PROBLEM STATEMENT => Search the material below for the word "MUSHROOM" and copy every line in which it occurs.

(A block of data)
-*-*-

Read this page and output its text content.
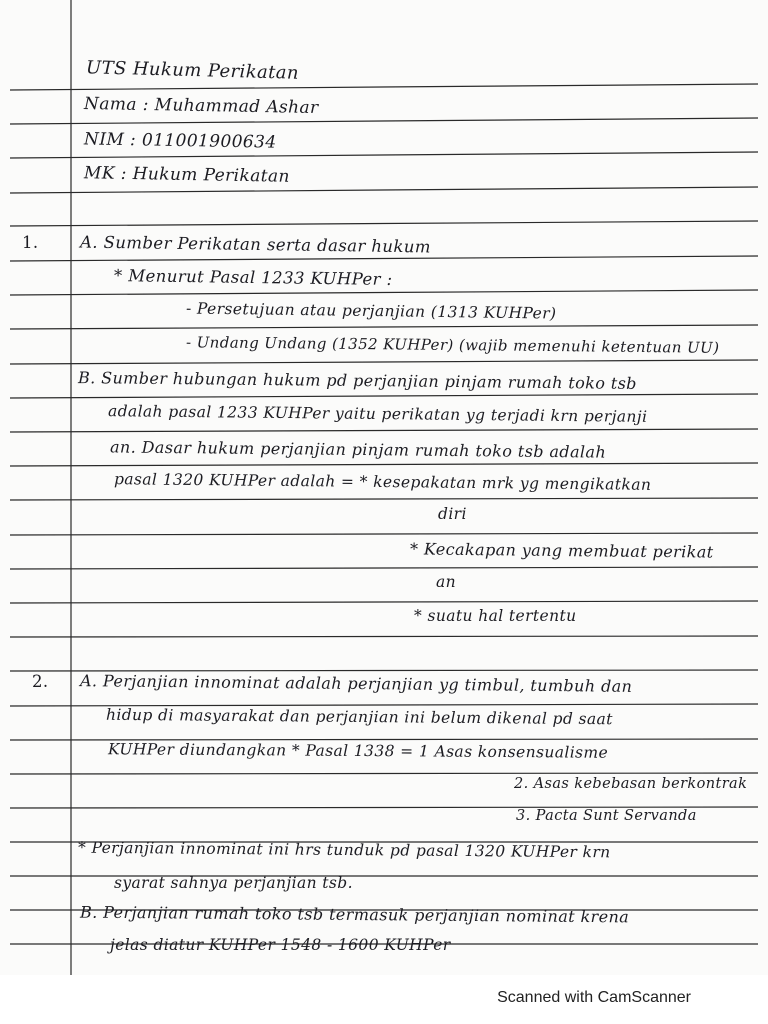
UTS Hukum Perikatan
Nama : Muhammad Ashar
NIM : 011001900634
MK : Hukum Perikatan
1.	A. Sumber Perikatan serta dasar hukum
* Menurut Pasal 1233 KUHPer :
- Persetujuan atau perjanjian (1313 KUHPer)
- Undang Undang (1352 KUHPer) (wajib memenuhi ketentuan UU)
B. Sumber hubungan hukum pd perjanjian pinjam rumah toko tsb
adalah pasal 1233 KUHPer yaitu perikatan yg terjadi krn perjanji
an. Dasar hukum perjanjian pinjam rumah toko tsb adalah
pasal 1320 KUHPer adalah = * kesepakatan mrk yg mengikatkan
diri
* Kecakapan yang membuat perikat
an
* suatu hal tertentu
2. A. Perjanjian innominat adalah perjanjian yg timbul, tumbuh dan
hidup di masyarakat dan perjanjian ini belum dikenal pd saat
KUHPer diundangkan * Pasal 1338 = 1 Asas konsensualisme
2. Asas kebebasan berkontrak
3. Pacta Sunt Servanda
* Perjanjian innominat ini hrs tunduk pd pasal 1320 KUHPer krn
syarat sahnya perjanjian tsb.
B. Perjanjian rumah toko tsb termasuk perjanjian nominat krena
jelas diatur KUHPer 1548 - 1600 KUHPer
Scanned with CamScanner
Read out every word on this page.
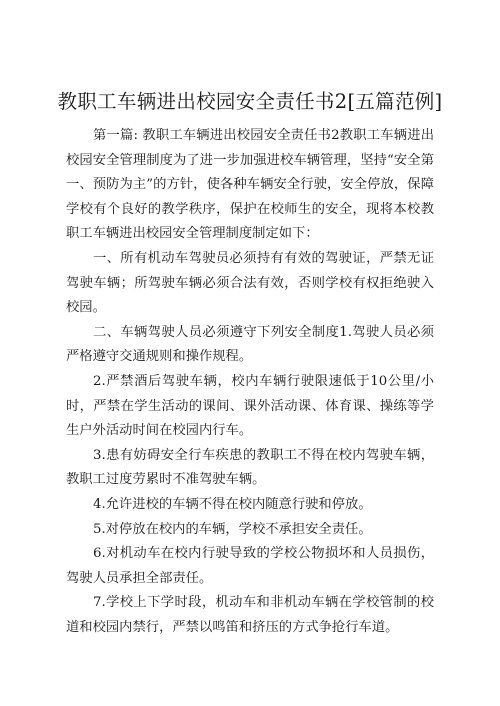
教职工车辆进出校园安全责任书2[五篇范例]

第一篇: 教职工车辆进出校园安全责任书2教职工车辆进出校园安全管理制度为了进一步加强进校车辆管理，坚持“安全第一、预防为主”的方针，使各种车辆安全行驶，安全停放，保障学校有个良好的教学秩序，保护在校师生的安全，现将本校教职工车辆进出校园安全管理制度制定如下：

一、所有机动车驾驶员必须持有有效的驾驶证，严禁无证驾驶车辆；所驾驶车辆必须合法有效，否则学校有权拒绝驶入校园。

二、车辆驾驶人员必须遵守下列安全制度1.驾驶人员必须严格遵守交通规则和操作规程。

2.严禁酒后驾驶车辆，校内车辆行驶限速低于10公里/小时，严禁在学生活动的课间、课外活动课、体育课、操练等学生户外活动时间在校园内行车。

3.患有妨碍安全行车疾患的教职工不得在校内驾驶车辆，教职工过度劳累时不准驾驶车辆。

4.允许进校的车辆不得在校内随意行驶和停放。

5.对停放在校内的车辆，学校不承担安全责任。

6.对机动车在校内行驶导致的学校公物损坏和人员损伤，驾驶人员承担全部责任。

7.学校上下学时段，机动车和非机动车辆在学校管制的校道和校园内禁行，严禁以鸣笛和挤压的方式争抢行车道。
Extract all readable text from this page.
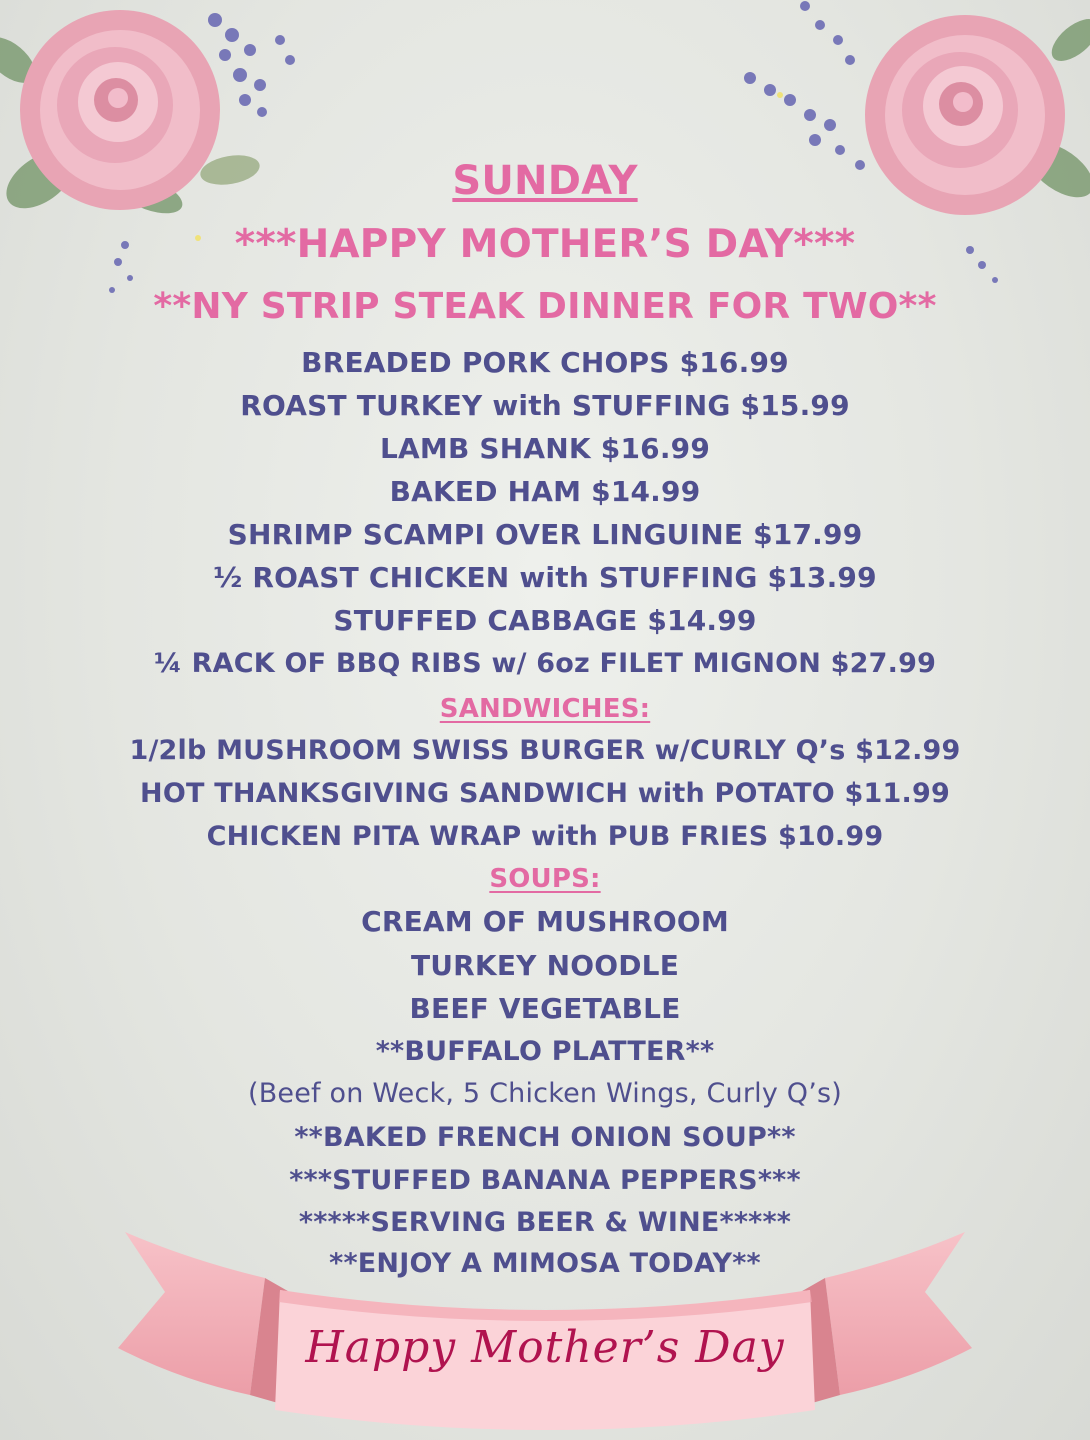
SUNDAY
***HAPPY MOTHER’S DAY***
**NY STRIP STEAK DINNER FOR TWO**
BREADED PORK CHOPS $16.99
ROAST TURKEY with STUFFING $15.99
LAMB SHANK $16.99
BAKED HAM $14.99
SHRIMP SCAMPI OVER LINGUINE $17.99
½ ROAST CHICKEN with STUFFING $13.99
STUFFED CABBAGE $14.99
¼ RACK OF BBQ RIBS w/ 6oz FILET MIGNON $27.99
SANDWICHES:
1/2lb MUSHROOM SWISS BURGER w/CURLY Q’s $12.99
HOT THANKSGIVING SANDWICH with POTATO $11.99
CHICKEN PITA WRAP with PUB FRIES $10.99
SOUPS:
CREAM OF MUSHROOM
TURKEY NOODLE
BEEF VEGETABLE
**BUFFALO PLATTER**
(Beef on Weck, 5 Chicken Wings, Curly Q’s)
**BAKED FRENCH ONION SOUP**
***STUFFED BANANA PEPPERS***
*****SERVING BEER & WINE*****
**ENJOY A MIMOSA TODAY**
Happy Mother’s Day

-*-*-

RESPONSE TO THE EXERCISE =>
1/2lb MUSHROOM SWISS BURGER w/CURLY Q’s $12.99
CREAM OF MUSHROOM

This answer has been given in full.